# Exercise goal:
Retype the material that follows, keeping every word as it is.

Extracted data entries
- - - - -
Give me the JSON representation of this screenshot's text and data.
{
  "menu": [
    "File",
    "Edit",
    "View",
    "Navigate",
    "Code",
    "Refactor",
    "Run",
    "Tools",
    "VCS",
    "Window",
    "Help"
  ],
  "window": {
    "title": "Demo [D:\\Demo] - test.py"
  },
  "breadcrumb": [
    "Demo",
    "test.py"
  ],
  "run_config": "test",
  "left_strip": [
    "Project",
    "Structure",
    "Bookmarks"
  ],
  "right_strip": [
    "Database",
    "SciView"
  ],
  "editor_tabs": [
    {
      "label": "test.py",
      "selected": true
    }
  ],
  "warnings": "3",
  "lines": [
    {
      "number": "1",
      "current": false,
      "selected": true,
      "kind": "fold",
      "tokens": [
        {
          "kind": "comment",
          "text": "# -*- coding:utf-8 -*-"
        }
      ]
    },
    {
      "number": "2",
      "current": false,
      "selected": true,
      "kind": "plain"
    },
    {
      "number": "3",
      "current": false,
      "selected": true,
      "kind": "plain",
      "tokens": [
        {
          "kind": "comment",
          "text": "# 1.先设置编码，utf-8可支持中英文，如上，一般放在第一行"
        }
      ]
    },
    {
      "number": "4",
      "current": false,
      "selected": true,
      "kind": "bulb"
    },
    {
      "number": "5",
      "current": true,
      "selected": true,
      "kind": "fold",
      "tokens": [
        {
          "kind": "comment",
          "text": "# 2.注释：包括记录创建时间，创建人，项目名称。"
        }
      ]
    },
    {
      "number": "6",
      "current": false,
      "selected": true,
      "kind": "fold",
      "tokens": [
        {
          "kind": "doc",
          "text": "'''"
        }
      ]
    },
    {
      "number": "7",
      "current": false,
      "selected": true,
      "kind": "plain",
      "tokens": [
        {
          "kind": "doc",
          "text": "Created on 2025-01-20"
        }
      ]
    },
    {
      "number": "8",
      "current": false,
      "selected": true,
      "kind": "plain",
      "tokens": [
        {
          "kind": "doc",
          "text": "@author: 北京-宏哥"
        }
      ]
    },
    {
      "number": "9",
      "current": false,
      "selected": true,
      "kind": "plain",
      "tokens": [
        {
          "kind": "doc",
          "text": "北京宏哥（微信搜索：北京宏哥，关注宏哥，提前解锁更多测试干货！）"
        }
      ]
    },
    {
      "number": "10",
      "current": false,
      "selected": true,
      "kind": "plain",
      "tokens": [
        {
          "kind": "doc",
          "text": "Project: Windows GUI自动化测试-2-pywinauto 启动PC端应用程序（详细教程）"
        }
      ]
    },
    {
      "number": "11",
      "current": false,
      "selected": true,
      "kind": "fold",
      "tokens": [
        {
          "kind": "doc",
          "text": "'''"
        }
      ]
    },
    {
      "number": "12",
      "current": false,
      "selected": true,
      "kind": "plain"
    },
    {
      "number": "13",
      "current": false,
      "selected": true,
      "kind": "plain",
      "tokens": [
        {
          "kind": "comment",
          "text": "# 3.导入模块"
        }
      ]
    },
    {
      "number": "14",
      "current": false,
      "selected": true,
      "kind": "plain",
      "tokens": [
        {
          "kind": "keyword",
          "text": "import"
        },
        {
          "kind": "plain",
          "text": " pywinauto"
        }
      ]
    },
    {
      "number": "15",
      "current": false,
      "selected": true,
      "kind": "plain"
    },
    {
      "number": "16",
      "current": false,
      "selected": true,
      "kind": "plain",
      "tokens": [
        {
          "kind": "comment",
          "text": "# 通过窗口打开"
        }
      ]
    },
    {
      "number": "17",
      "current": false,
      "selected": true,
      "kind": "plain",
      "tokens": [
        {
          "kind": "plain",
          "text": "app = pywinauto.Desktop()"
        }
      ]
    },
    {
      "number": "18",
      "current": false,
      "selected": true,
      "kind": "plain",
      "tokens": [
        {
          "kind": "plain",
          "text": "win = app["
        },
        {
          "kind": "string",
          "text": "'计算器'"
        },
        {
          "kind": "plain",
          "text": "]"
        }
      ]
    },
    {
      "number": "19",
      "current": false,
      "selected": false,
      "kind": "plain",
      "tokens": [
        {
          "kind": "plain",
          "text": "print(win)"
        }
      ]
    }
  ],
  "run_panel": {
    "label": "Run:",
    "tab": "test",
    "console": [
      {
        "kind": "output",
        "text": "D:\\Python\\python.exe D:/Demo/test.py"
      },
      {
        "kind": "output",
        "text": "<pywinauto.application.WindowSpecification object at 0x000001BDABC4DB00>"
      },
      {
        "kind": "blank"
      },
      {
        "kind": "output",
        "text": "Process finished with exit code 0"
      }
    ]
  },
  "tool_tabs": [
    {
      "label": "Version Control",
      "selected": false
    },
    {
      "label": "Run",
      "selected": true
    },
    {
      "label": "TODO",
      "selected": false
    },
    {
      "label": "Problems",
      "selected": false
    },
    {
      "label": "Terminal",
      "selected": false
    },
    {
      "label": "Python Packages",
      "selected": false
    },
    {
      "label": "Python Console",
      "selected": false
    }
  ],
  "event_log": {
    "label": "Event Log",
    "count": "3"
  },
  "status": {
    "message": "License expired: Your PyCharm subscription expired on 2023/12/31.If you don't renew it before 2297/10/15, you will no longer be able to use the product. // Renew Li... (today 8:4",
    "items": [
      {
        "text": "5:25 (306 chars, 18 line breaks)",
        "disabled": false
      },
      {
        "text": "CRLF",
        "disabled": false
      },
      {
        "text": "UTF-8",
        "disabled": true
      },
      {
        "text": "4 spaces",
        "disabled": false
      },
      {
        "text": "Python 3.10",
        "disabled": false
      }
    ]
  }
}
- - - - -
# Task result:
Give me the JSON representation of this screenshot's text and data.
{
  "menu": [
    "File",
    "Edit",
    "View",
    "Navigate",
    "Code",
    "Refactor",
    "Run",
    "Tools",
    "VCS",
    "Window",
    "Help"
  ],
  "window": {
    "title": "Demo [D:\\Demo] - test.py"
  },
  "breadcrumb": [
    "Demo",
    "test.py"
  ],
  "run_config": "test",
  "left_strip": [
    "Project",
    "Structure",
    "Bookmarks"
  ],
  "right_strip": [
    "Database",
    "SciView"
  ],
  "editor_tabs": [
    {
      "label": "test.py",
      "selected": true
    }
  ],
  "warnings": "3",
  "lines": [
    {
      "number": "1",
      "current": false,
      "selected": true,
      "kind": "fold",
      "tokens": [
        {
          "kind": "comment",
          "text": "# -*- coding:utf-8 -*-"
        }
      ]
    },
    {
      "number": "2",
      "current": false,
      "selected": true,
      "kind": "plain"
    },
    {
      "number": "3",
      "current": false,
      "selected": true,
      "kind": "plain",
      "tokens": [
        {
          "kind": "comment",
          "text": "# 1.先设置编码，utf-8可支持中英文，如上，一般放在第一行"
        }
      ]
    },
    {
      "number": "4",
      "current": false,
      "selected": true,
      "kind": "bulb"
    },
    {
      "number": "5",
      "current": true,
      "selected": true,
      "kind": "fold",
      "tokens": [
        {
          "kind": "comment",
          "text": "# 2.注释：包括记录创建时间，创建人，项目名称。"
        }
      ]
    },
    {
      "number": "6",
      "current": false,
      "selected": true,
      "kind": "fold",
      "tokens": [
        {
          "kind": "doc",
          "text": "'''"
        }
      ]
    },
    {
      "number": "7",
      "current": false,
      "selected": true,
      "kind": "plain",
      "tokens": [
        {
          "kind": "doc",
          "text": "Created on 2025-01-20"
        }
      ]
    },
    {
      "number": "8",
      "current": false,
      "selected": true,
      "kind": "plain",
      "tokens": [
        {
          "kind": "doc",
          "text": "@author: 北京-宏哥"
        }
      ]
    },
    {
      "number": "9",
      "current": false,
      "selected": true,
      "kind": "plain",
      "tokens": [
        {
          "kind": "doc",
          "text": "北京宏哥（微信搜索：北京宏哥，关注宏哥，提前解锁更多测试干货！）"
        }
      ]
    },
    {
      "number": "10",
      "current": false,
      "selected": true,
      "kind": "plain",
      "tokens": [
        {
          "kind": "doc",
          "text": "Project: Windows GUI自动化测试-2-pywinauto 启动PC端应用程序（详细教程）"
        }
      ]
    },
    {
      "number": "11",
      "current": false,
      "selected": true,
      "kind": "fold",
      "tokens": [
        {
          "kind": "doc",
          "text": "'''"
        }
      ]
    },
    {
      "number": "12",
      "current": false,
      "selected": true,
      "kind": "plain"
    },
    {
      "number": "13",
      "current": false,
      "selected": true,
      "kind": "plain",
      "tokens": [
        {
          "kind": "comment",
          "text": "# 3.导入模块"
        }
      ]
    },
    {
      "number": "14",
      "current": false,
      "selected": true,
      "kind": "plain",
      "tokens": [
        {
          "kind": "keyword",
          "text": "import"
        },
        {
          "kind": "plain",
          "text": " pywinauto"
        }
      ]
    },
    {
      "number": "15",
      "current": false,
      "selected": true,
      "kind": "plain"
    },
    {
      "number": "16",
      "current": false,
      "selected": true,
      "kind": "plain",
      "tokens": [
        {
          "kind": "comment",
          "text": "# 通过窗口打开"
        }
      ]
    },
    {
      "number": "17",
      "current": false,
      "selected": true,
      "kind": "plain",
      "tokens": [
        {
          "kind": "plain",
          "text": "app = pywinauto.Desktop()"
        }
      ]
    },
    {
      "number": "18",
      "current": false,
      "selected": true,
      "kind": "plain",
      "tokens": [
        {
          "kind": "plain",
          "text": "win = app["
        },
        {
          "kind": "string",
          "text": "'计算器'"
        },
        {
          "kind": "plain",
          "text": "]"
        }
      ]
    },
    {
      "number": "19",
      "current": false,
      "selected": false,
      "kind": "plain",
      "tokens": [
        {
          "kind": "plain",
          "text": "print(win)"
        }
      ]
    }
  ],
  "run_panel": {
    "label": "Run:",
    "tab": "test",
    "console": [
      {
        "kind": "output",
        "text": "D:\\Python\\python.exe D:/Demo/test.py"
      },
      {
        "kind": "output",
        "text": "<pywinauto.application.WindowSpecification object at 0x000001BDABC4DB00>"
      },
      {
        "kind": "blank"
      },
      {
        "kind": "output",
        "text": "Process finished with exit code 0"
      }
    ]
  },
  "tool_tabs": [
    {
      "label": "Version Control",
      "selected": false
    },
    {
      "label": "Run",
      "selected": true
    },
    {
      "label": "TODO",
      "selected": false
    },
    {
      "label": "Problems",
      "selected": false
    },
    {
      "label": "Terminal",
      "selected": false
    },
    {
      "label": "Python Packages",
      "selected": false
    },
    {
      "label": "Python Console",
      "selected": false
    }
  ],
  "event_log": {
    "label": "Event Log",
    "count": "3"
  },
  "status": {
    "message": "License expired: Your PyCharm subscription expired on 2023/12/31.If you don't renew it before 2297/10/15, you will no longer be able to use the product. // Renew Li... (today 8:4",
    "items": [
      {
        "text": "5:25 (306 chars, 18 line breaks)",
        "disabled": false
      },
      {
        "text": "CRLF",
        "disabled": false
      },
      {
        "text": "UTF-8",
        "disabled": true
      },
      {
        "text": "4 spaces",
        "disabled": false
      },
      {
        "text": "Python 3.10",
        "disabled": false
      }
    ]
  }
}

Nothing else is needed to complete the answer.